▶ Directions for this task
Look for the string "translation" in the lines and copy each line that has it.

▶ Data for this exercise
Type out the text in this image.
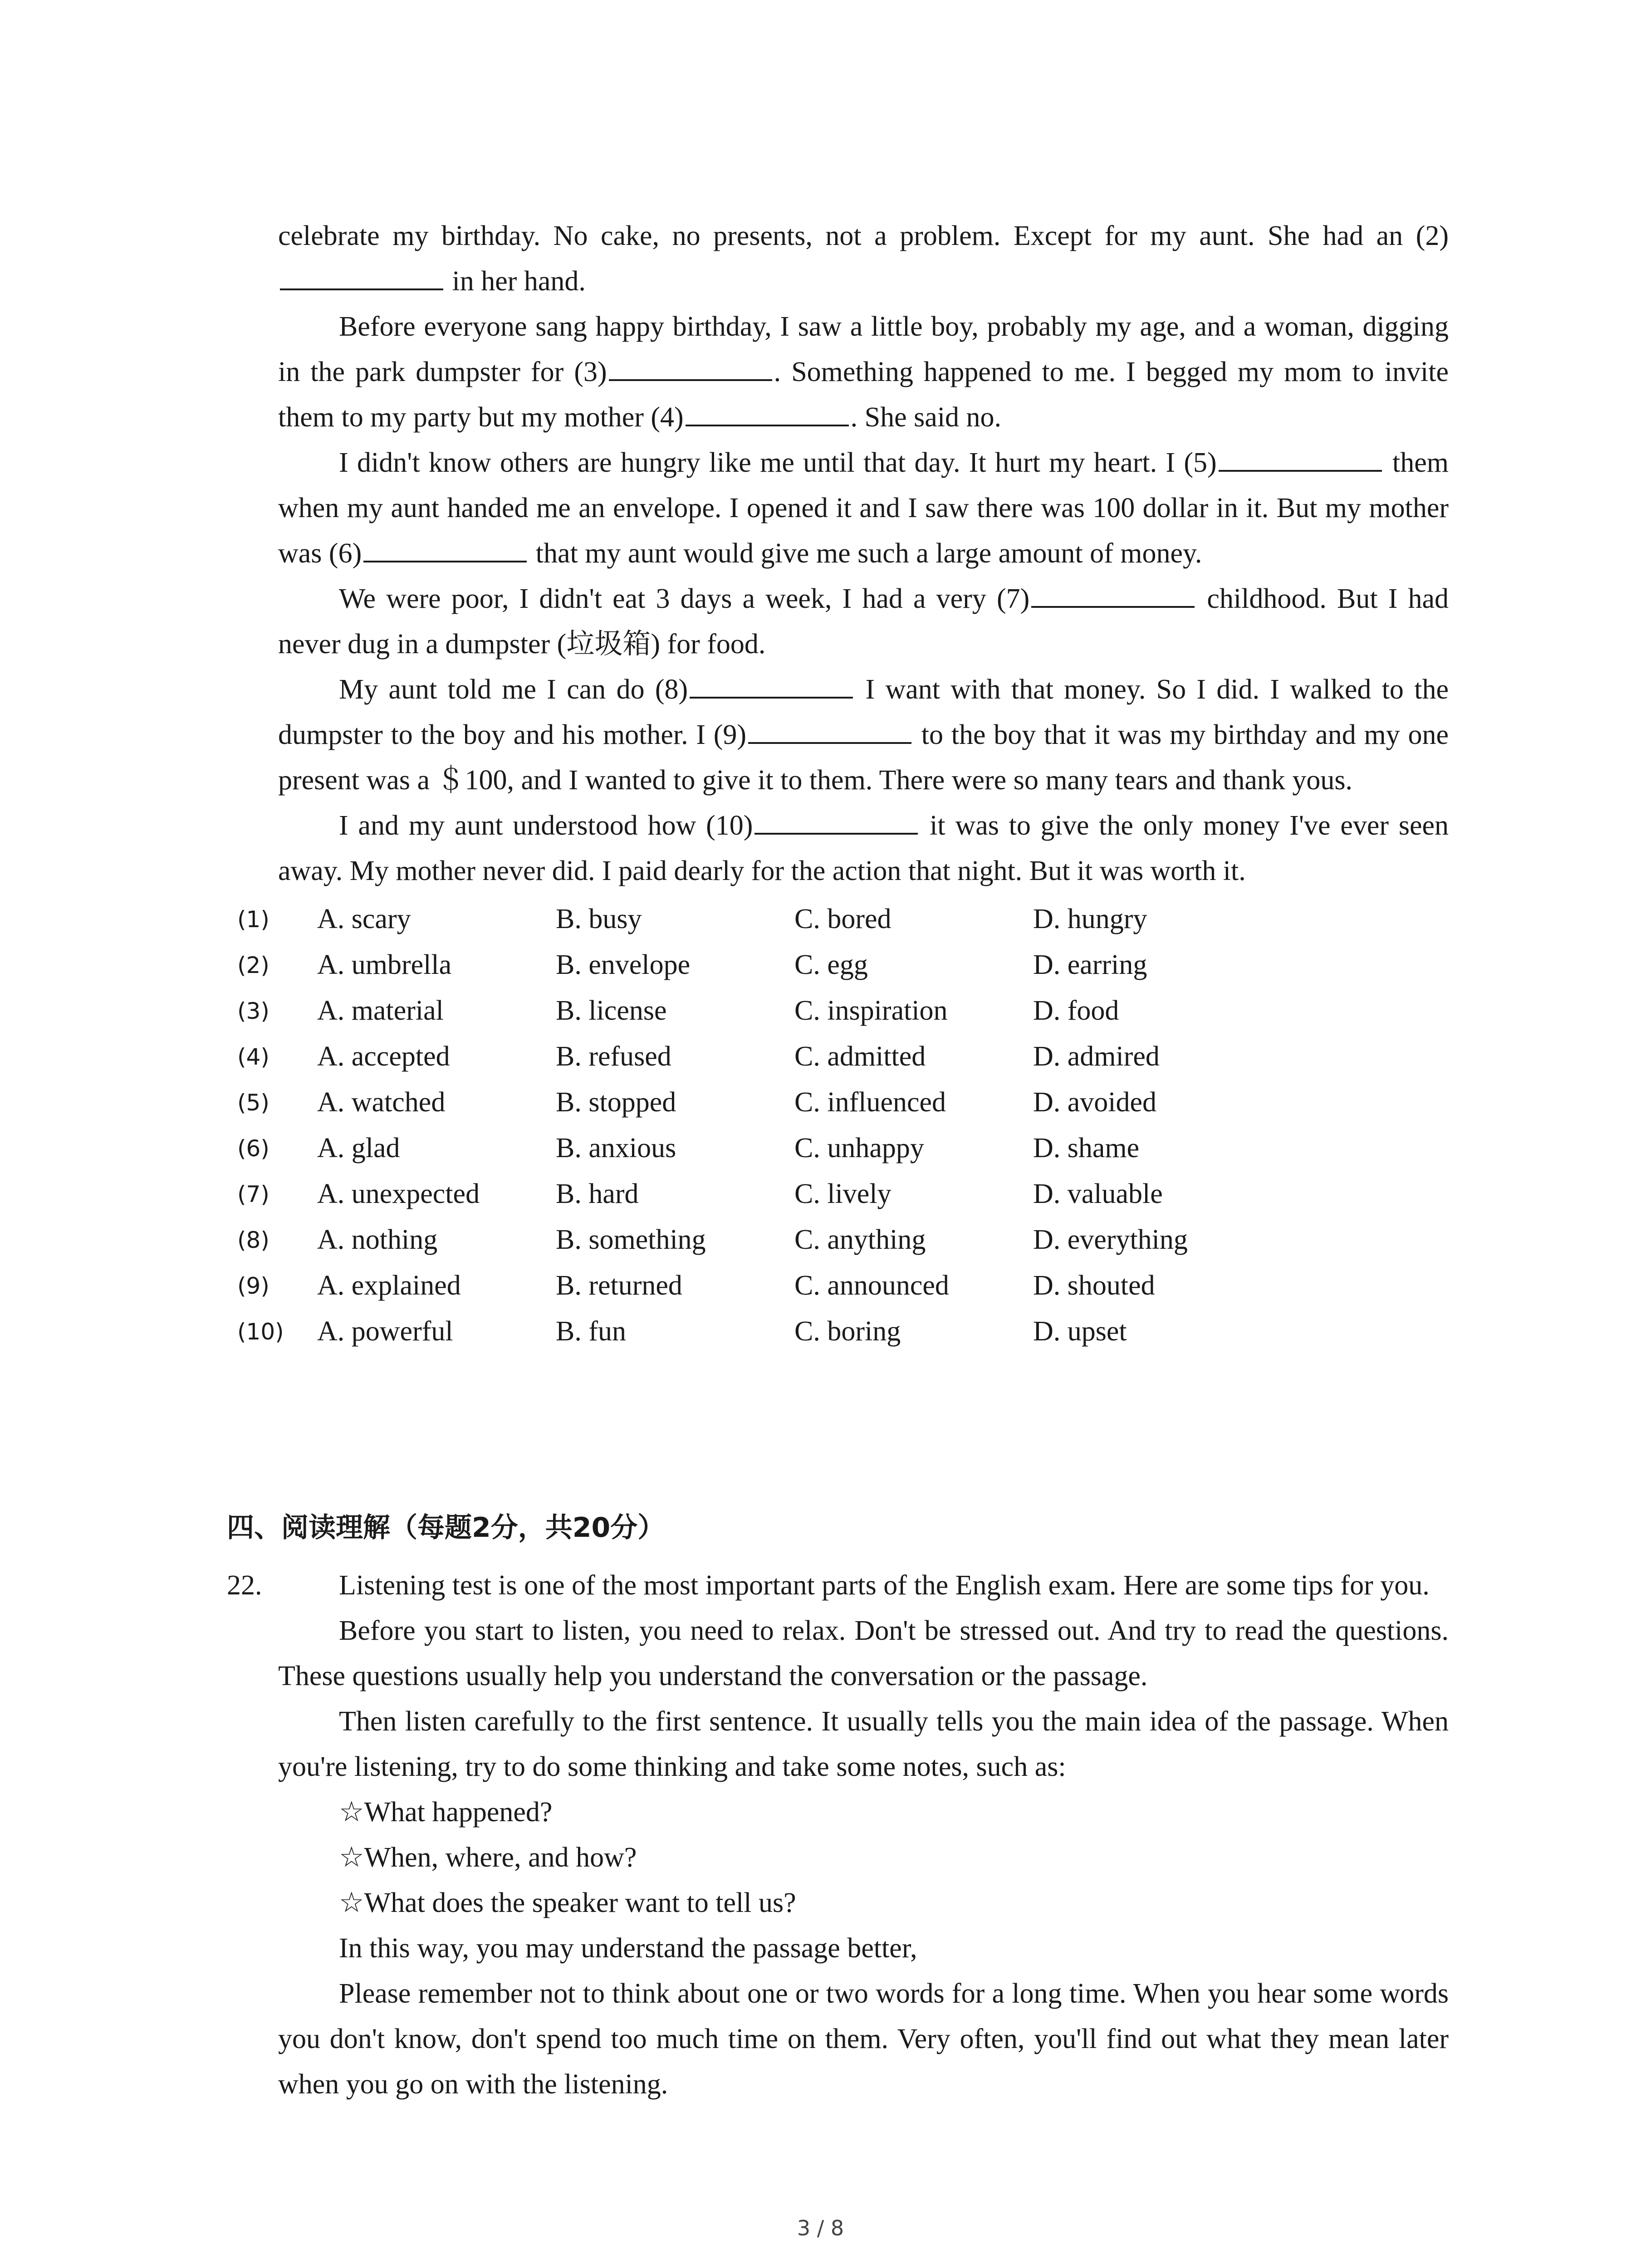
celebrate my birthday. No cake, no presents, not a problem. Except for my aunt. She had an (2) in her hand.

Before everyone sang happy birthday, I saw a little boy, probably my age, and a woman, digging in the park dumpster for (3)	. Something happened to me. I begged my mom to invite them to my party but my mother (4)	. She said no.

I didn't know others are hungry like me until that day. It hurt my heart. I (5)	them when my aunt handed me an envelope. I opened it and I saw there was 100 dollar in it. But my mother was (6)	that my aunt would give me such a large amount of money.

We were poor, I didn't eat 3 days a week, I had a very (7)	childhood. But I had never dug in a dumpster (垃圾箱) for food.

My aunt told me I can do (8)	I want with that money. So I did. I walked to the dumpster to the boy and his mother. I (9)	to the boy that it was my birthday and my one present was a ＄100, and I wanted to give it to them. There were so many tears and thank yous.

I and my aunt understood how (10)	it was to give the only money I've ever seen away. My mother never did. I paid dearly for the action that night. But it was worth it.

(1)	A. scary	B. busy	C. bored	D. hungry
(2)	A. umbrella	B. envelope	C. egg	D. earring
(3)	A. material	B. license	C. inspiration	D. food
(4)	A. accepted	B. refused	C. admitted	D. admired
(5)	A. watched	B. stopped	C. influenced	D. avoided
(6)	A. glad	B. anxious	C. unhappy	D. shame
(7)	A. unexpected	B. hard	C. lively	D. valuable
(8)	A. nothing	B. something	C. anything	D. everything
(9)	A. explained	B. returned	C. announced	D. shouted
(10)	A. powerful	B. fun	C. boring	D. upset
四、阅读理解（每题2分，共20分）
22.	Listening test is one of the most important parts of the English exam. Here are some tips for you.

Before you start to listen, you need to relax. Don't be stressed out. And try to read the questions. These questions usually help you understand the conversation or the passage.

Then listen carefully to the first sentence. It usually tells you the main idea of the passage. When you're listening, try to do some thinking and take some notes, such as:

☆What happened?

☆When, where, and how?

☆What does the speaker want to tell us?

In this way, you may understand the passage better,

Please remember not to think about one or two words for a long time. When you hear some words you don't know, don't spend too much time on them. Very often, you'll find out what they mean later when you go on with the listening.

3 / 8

--

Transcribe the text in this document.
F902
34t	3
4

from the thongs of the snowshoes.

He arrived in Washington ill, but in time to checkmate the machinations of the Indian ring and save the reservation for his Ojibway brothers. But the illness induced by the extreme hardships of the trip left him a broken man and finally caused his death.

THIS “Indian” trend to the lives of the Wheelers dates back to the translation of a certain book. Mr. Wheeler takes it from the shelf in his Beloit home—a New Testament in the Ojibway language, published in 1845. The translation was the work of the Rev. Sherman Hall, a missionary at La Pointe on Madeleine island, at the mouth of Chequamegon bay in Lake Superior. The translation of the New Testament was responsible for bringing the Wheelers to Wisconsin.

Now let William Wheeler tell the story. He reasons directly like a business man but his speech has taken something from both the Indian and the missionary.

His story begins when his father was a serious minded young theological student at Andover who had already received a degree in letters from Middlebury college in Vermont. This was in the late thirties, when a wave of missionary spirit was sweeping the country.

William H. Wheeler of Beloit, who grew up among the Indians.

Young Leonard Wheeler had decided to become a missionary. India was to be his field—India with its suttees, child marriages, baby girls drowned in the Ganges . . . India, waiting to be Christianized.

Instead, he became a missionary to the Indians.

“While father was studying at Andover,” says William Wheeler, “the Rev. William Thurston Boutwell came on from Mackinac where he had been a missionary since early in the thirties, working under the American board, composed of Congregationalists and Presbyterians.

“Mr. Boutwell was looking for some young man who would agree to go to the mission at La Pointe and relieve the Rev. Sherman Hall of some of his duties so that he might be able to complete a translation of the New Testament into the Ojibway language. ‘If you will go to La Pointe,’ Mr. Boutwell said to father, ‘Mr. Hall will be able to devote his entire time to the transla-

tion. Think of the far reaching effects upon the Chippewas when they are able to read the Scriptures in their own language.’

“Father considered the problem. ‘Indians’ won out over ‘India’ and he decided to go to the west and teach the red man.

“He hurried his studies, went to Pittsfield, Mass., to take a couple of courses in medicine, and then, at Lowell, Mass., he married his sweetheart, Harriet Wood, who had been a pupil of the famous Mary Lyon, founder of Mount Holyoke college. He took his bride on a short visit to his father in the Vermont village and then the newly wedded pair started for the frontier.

▶ Written response
THIS “Indian” trend to the lives of the Wheelers dates back to the translation of a certain book. Mr. Wheeler takes it from the shelf in his Beloit home—a New Testament in the Ojibway language, published in 1845. The translation was the work of the Rev. Sherman Hall, a missionary at La Pointe on Madeleine island, at the mouth of Chequamegon bay in Lake Superior. The translation of the New Testament was responsible for bringing the Wheelers to Wisconsin.
“Mr. Boutwell was looking for some young man who would agree to go to the mission at La Pointe and relieve the Rev. Sherman Hall of some of his duties so that he might be able to complete a translation of the New Testament into the Ojibway language. ‘If you will go to La Pointe,’ Mr. Boutwell said to father, ‘Mr. Hall will be able to devote his entire time to the transla-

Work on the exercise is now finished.